■ RECORD LIST
══════════════════════════════

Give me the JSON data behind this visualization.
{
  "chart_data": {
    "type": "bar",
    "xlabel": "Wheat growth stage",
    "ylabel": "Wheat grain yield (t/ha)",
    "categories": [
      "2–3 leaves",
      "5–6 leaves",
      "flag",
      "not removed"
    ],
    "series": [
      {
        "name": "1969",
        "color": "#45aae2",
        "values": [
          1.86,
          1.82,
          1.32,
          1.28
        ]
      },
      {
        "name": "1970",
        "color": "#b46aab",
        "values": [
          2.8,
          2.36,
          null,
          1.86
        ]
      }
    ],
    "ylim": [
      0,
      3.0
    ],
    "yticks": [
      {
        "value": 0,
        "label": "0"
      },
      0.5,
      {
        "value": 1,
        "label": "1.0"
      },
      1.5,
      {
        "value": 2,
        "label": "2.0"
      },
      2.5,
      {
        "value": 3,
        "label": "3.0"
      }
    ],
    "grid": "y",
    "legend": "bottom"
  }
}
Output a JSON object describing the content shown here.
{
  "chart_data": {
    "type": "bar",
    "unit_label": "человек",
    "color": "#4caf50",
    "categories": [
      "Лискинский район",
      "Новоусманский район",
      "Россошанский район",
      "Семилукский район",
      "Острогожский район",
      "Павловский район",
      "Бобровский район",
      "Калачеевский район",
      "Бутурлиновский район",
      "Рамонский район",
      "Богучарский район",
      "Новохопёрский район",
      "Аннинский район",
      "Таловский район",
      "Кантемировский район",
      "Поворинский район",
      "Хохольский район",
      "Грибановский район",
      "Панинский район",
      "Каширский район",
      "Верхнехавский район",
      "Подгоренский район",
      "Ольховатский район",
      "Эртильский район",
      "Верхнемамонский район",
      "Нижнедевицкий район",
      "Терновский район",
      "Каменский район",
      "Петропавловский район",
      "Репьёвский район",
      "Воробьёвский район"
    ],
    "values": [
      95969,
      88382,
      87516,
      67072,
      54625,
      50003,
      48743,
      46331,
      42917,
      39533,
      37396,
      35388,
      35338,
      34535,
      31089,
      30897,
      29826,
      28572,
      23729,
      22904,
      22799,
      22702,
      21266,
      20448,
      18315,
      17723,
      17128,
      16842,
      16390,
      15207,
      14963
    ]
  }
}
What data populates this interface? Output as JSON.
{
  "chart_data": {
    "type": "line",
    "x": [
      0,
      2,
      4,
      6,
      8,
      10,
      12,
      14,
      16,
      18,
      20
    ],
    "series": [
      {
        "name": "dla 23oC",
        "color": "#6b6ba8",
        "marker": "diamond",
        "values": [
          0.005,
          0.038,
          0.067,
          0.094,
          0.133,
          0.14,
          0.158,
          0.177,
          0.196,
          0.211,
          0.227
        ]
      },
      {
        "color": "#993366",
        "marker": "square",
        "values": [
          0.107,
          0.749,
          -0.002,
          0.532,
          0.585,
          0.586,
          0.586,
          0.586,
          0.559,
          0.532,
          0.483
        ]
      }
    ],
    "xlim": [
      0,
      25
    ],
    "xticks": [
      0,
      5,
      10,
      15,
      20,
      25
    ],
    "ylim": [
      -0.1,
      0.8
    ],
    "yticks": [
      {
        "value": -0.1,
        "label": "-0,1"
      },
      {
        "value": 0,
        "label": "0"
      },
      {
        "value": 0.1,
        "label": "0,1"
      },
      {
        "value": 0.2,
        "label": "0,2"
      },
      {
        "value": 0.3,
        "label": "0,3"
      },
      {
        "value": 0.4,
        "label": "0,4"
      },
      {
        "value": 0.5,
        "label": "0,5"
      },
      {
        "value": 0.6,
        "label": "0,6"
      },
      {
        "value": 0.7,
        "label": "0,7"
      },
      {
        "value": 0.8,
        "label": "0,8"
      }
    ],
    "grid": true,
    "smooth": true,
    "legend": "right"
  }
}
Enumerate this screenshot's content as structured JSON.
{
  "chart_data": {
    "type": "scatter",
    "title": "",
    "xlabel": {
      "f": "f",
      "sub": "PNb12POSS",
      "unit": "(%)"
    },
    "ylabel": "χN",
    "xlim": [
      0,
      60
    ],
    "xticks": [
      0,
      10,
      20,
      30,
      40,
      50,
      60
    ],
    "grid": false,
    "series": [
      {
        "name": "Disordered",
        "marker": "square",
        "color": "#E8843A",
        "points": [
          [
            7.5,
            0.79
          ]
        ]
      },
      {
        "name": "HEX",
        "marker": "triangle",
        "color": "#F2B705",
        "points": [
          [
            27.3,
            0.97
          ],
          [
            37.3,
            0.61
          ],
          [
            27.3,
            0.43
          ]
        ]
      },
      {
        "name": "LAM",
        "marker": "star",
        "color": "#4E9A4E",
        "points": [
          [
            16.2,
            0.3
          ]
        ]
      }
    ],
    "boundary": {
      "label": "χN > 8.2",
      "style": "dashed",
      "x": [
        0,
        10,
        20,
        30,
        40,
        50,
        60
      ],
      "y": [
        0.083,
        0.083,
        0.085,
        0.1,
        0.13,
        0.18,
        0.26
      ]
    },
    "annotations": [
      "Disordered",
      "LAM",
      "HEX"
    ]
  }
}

══════════════════════════════

■ EXERCISE TASK
Return all the data above once more, precisely as given.

■ WRITTEN ANSWER
Give me the JSON data behind this visualization.
{
  "chart_data": {
    "type": "bar",
    "xlabel": "Wheat growth stage",
    "ylabel": "Wheat grain yield (t/ha)",
    "categories": [
      "2–3 leaves",
      "5–6 leaves",
      "flag",
      "not removed"
    ],
    "series": [
      {
        "name": "1969",
        "color": "#45aae2",
        "values": [
          1.86,
          1.82,
          1.32,
          1.28
        ]
      },
      {
        "name": "1970",
        "color": "#b46aab",
        "values": [
          2.8,
          2.36,
          null,
          1.86
        ]
      }
    ],
    "ylim": [
      0,
      3.0
    ],
    "yticks": [
      {
        "value": 0,
        "label": "0"
      },
      0.5,
      {
        "value": 1,
        "label": "1.0"
      },
      1.5,
      {
        "value": 2,
        "label": "2.0"
      },
      2.5,
      {
        "value": 3,
        "label": "3.0"
      }
    ],
    "grid": "y",
    "legend": "bottom"
  }
}
Output a JSON object describing the content shown here.
{
  "chart_data": {
    "type": "bar",
    "unit_label": "человек",
    "color": "#4caf50",
    "categories": [
      "Лискинский район",
      "Новоусманский район",
      "Россошанский район",
      "Семилукский район",
      "Острогожский район",
      "Павловский район",
      "Бобровский район",
      "Калачеевский район",
      "Бутурлиновский район",
      "Рамонский район",
      "Богучарский район",
      "Новохопёрский район",
      "Аннинский район",
      "Таловский район",
      "Кантемировский район",
      "Поворинский район",
      "Хохольский район",
      "Грибановский район",
      "Панинский район",
      "Каширский район",
      "Верхнехавский район",
      "Подгоренский район",
      "Ольховатский район",
      "Эртильский район",
      "Верхнемамонский район",
      "Нижнедевицкий район",
      "Терновский район",
      "Каменский район",
      "Петропавловский район",
      "Репьёвский район",
      "Воробьёвский район"
    ],
    "values": [
      95969,
      88382,
      87516,
      67072,
      54625,
      50003,
      48743,
      46331,
      42917,
      39533,
      37396,
      35388,
      35338,
      34535,
      31089,
      30897,
      29826,
      28572,
      23729,
      22904,
      22799,
      22702,
      21266,
      20448,
      18315,
      17723,
      17128,
      16842,
      16390,
      15207,
      14963
    ]
  }
}
What data populates this interface? Output as JSON.
{
  "chart_data": {
    "type": "line",
    "x": [
      0,
      2,
      4,
      6,
      8,
      10,
      12,
      14,
      16,
      18,
      20
    ],
    "series": [
      {
        "name": "dla 23oC",
        "color": "#6b6ba8",
        "marker": "diamond",
        "values": [
          0.005,
          0.038,
          0.067,
          0.094,
          0.133,
          0.14,
          0.158,
          0.177,
          0.196,
          0.211,
          0.227
        ]
      },
      {
        "color": "#993366",
        "marker": "square",
        "values": [
          0.107,
          0.749,
          -0.002,
          0.532,
          0.585,
          0.586,
          0.586,
          0.586,
          0.559,
          0.532,
          0.483
        ]
      }
    ],
    "xlim": [
      0,
      25
    ],
    "xticks": [
      0,
      5,
      10,
      15,
      20,
      25
    ],
    "ylim": [
      -0.1,
      0.8
    ],
    "yticks": [
      {
        "value": -0.1,
        "label": "-0,1"
      },
      {
        "value": 0,
        "label": "0"
      },
      {
        "value": 0.1,
        "label": "0,1"
      },
      {
        "value": 0.2,
        "label": "0,2"
      },
      {
        "value": 0.3,
        "label": "0,3"
      },
      {
        "value": 0.4,
        "label": "0,4"
      },
      {
        "value": 0.5,
        "label": "0,5"
      },
      {
        "value": 0.6,
        "label": "0,6"
      },
      {
        "value": 0.7,
        "label": "0,7"
      },
      {
        "value": 0.8,
        "label": "0,8"
      }
    ],
    "grid": true,
    "smooth": true,
    "legend": "right"
  }
}
Enumerate this screenshot's content as structured JSON.
{
  "chart_data": {
    "type": "scatter",
    "title": "",
    "xlabel": {
      "f": "f",
      "sub": "PNb12POSS",
      "unit": "(%)"
    },
    "ylabel": "χN",
    "xlim": [
      0,
      60
    ],
    "xticks": [
      0,
      10,
      20,
      30,
      40,
      50,
      60
    ],
    "grid": false,
    "series": [
      {
        "name": "Disordered",
        "marker": "square",
        "color": "#E8843A",
        "points": [
          [
            7.5,
            0.79
          ]
        ]
      },
      {
        "name": "HEX",
        "marker": "triangle",
        "color": "#F2B705",
        "points": [
          [
            27.3,
            0.97
          ],
          [
            37.3,
            0.61
          ],
          [
            27.3,
            0.43
          ]
        ]
      },
      {
        "name": "LAM",
        "marker": "star",
        "color": "#4E9A4E",
        "points": [
          [
            16.2,
            0.3
          ]
        ]
      }
    ],
    "boundary": {
      "label": "χN > 8.2",
      "style": "dashed",
      "x": [
        0,
        10,
        20,
        30,
        40,
        50,
        60
      ],
      "y": [
        0.083,
        0.083,
        0.085,
        0.1,
        0.13,
        0.18,
        0.26
      ]
    },
    "annotations": [
      "Disordered",
      "LAM",
      "HEX"
    ]
  }
}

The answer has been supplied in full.